> **EXCERPT TO READ**:
Oktoberfest / Marzen Amber to deep copper/orange. Malty sweetness, toasted malt aroma and flavor dominant. Medium body. Low to medium bitterness. Low hop flavor and aroma.
Old Ale Old Ale is a simple enough style to figure out. At least, once you understand that there are three or four different beer styles called Old Ale. The first is the best known - the strong dark Old Peculier style. A malty beer, between 6-7%, with a dark brown colour and notes of molasses, toffee, and dark fruit. Hop profile is minimal, though bitterness will creep up to 25-32 IBUs. The second Old Ale is epitomized by Gale's Prize Old Ale. This is not necessarily stronger than the other version, but may be. It is dark brown, and made from a blend of two or more beers. At least one of the beers going into the blend will be aged for a couple of years in oak casks. In terms of production, this beer is related to Flemish Ales, and Lambics. But in character, these are dark, fruity, sweet beers of distinction. Other hallmarks of this type of Old Ale are low carbonation, a developing acid presence, and a slightly oily palate. Hop character is non-existent, and malty notes ranging from raisins and brown sugar to vinuous flavours abound.The third version of Old Ale is closely related to the first. For me, these are robustly malty beers, akin to a top-fermented version of a doppelbock. They are differentiated from an English Strong Ale by their lack of hop or yeast character. Alcohol tends to be 6.5% or higher and the chewy malt predominates from the warm nose to the long finish. The last are lower alcohol beers (between 4 and maybe just north of 5%) that are very dark, with chewy, malty flavours - almost like a robust version of a mild. These are found in small quantities in England, sometimes as a harvest ale.
Pale Lager Pale lager is the world's most popular style of beer. Modeled on the three original, world-famous examples Carlsberg, Heineken and Budweiser, these are the mainstream of the beer world. The color ranges from light bronze to nearly transparent and the alcohol anywhere from 4-6%. Adjunct usage may be quite high, though in some cases the beer is all-malt. Carbonation is typically forced, though not always. One thing that doesn't vary is that neither the malt nor the hops make much of an impression on the palate. These beers are brewed for minimum character, though faint traces of hop or malt may show through. More likely though is that adjuncts like corn will show through, or you'll find notes of higher alcohols (fuel notes) due to the use of high-gravity brewing. The body will be thin and watery, and the finish is typically non-existent.
Pilsener While the definition of “pilsner” is open to much debate in beer community, it generally refers to pale, hoppy lagers, ranging from 28IBUs and up. Pilsners that do not meet the specific characteristics of a German or Bohemian pils will be given this generic classification.
Porter Black or chocolate malt gives the porter it's dark brown color. Porters are well hopped and heavily malted. This is a medium-bodied beer. Porters can be sweet. Hoppiness can range from bitter to mild. Porters are often confused with stouts.

> **PROVIDED MATERIAL**:
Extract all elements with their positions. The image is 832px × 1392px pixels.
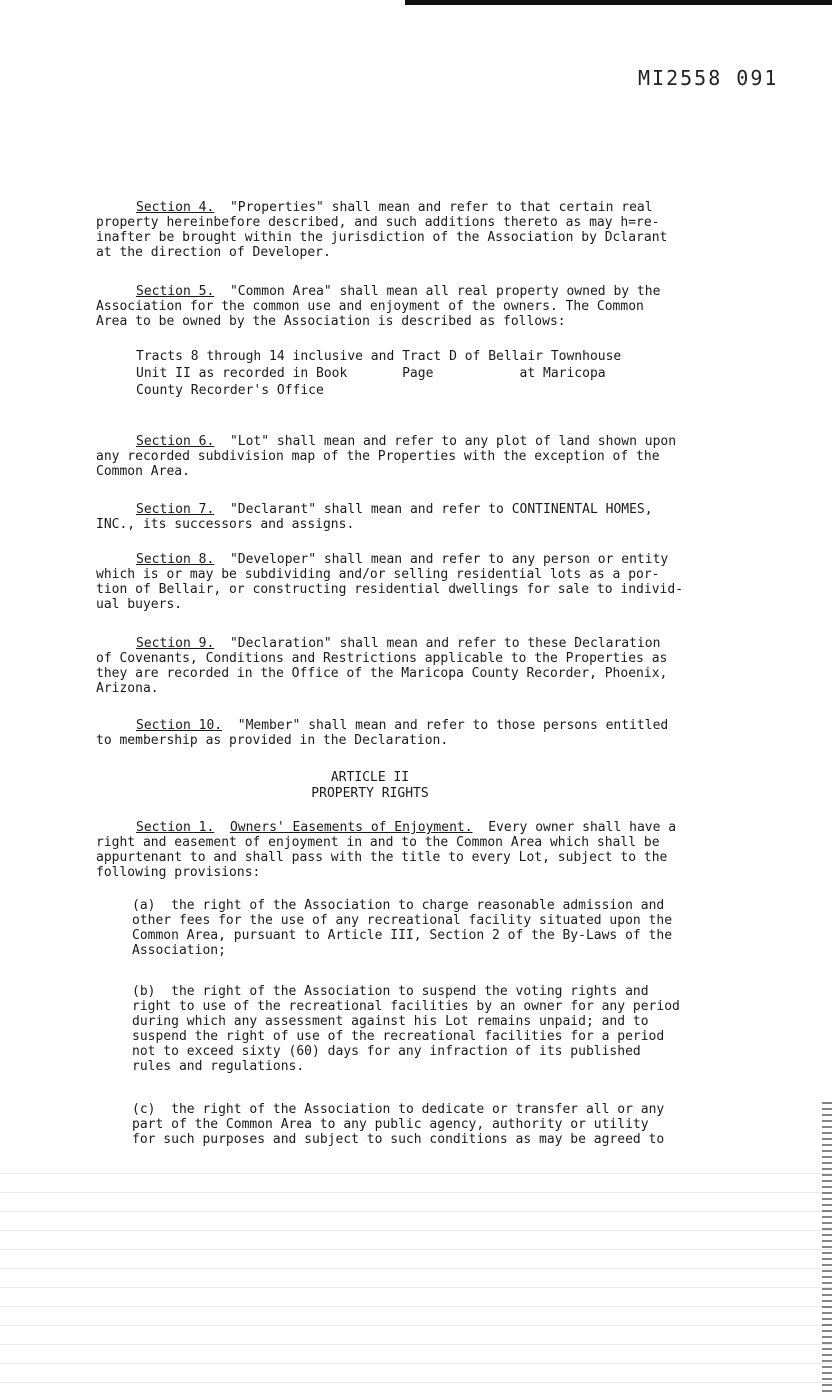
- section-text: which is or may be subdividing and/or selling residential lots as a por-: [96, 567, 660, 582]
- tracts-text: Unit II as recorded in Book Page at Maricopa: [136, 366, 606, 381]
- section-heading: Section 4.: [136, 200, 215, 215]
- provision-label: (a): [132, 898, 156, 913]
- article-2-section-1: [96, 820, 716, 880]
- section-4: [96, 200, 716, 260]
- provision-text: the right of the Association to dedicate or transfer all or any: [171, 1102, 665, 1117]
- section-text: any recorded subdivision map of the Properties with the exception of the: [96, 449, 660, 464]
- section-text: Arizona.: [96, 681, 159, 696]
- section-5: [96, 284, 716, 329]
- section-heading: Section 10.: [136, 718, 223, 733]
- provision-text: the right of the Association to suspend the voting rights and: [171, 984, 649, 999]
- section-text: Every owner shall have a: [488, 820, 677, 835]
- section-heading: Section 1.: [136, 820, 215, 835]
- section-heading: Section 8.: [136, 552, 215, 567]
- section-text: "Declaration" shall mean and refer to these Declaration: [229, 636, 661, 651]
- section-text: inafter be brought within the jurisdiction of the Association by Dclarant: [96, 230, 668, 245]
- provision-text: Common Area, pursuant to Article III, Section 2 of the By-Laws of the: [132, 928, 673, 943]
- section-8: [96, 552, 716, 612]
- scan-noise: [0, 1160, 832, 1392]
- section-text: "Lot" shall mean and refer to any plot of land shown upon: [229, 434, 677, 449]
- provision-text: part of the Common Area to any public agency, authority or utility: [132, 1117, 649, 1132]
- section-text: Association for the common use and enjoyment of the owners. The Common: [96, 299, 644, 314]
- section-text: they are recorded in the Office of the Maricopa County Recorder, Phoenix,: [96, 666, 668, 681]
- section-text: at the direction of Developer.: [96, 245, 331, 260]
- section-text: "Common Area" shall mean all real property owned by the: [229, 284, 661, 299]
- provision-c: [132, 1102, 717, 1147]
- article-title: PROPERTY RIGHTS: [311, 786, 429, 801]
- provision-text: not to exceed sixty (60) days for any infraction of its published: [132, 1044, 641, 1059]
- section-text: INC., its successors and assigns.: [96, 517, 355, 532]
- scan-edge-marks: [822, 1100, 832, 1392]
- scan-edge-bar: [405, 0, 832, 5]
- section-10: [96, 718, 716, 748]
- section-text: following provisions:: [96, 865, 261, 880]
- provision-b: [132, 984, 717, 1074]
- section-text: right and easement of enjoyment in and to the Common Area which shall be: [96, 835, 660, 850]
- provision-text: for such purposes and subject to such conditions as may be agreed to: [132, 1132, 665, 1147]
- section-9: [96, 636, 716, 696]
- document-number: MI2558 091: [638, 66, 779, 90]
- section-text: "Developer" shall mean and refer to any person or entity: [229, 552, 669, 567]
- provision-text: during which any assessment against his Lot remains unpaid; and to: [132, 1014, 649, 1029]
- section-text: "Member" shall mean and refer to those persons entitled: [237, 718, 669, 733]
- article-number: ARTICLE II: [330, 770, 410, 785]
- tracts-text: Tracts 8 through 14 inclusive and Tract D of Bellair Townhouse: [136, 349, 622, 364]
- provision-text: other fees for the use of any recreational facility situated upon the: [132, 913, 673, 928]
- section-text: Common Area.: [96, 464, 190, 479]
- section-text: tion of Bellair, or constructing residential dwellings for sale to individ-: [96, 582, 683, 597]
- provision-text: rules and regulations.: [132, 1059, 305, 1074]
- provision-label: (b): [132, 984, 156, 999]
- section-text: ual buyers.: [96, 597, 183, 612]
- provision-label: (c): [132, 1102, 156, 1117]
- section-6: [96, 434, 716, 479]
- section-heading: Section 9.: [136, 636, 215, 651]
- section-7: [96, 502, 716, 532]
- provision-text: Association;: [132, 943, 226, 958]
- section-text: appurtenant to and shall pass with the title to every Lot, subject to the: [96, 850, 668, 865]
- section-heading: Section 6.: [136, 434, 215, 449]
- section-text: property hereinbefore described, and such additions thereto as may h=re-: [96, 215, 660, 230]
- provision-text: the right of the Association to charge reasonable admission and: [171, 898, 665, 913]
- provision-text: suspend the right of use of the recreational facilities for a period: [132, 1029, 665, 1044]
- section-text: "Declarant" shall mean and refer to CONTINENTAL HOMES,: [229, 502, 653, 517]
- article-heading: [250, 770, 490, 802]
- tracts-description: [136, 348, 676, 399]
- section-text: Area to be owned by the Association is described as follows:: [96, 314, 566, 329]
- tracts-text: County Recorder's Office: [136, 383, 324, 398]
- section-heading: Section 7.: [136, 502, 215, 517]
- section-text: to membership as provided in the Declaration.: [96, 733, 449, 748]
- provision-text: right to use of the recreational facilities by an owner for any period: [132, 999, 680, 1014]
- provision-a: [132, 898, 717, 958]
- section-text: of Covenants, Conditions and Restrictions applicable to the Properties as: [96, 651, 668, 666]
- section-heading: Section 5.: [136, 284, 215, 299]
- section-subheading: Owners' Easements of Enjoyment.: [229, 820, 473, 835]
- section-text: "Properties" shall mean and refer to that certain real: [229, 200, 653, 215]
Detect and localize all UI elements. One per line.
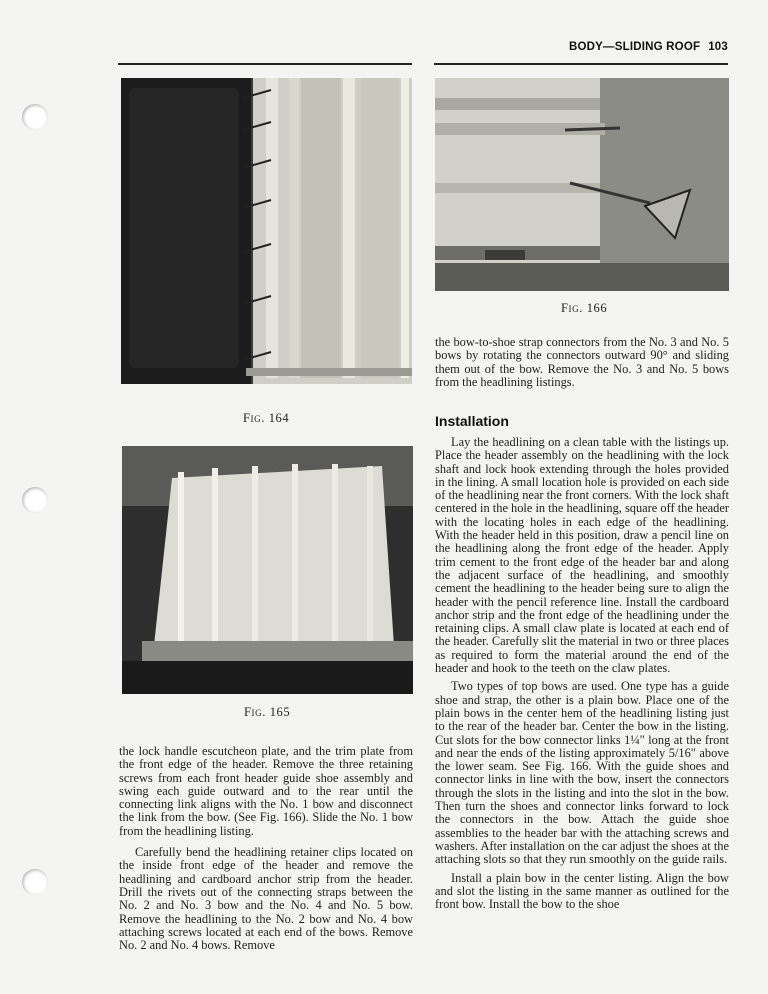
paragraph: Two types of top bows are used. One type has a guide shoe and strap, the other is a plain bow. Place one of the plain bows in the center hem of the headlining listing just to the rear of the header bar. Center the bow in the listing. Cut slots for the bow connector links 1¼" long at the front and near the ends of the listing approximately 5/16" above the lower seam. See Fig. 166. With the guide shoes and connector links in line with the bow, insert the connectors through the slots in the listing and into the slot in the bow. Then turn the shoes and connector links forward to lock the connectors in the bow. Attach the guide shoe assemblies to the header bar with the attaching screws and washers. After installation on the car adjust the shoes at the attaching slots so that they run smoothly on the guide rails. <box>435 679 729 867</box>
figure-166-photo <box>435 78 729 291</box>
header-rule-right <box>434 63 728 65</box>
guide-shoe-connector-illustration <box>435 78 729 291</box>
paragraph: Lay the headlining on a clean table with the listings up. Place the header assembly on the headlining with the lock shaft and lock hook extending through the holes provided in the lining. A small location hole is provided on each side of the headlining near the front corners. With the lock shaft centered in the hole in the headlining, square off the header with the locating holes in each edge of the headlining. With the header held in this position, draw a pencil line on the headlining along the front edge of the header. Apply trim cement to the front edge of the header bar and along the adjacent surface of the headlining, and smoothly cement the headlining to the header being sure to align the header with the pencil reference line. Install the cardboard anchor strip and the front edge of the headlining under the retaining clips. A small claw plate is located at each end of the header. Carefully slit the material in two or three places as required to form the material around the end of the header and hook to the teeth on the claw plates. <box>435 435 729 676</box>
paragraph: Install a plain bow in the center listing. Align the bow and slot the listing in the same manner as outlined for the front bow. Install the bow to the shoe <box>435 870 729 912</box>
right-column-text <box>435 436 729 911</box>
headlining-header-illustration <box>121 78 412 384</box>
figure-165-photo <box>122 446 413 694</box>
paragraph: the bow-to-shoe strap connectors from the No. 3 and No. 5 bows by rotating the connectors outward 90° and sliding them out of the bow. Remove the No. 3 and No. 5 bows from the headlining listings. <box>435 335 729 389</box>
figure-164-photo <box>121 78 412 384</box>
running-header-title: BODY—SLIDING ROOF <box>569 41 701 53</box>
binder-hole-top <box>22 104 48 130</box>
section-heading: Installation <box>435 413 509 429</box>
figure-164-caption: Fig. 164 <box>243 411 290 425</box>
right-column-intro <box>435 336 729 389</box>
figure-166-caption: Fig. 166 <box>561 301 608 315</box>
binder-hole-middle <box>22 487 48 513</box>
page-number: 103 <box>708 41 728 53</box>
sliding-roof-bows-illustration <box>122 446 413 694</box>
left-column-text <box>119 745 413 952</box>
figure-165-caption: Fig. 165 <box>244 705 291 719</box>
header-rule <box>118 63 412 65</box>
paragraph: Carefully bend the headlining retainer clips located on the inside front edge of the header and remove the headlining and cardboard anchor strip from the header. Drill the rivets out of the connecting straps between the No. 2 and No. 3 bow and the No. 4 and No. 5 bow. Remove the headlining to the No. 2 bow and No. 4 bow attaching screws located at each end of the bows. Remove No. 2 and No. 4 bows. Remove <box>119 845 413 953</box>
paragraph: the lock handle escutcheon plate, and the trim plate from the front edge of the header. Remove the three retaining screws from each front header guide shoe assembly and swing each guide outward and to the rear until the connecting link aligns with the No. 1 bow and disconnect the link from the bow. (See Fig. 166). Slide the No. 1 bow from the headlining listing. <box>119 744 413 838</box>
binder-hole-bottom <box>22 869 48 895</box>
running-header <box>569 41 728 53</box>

> **EXERCISE BRIEF**: Reproduce the beer style descriptions word for word, everything from "Porter Black or" down to "confused with stouts.".

> **RESULT FOR THIS TASK**:
Porter Black or chocolate malt gives the porter it's dark brown color. Porters are well hopped and heavily malted. This is a medium-bodied beer. Porters can be sweet. Hoppiness can range from bitter to mild. Porters are often confused with stouts.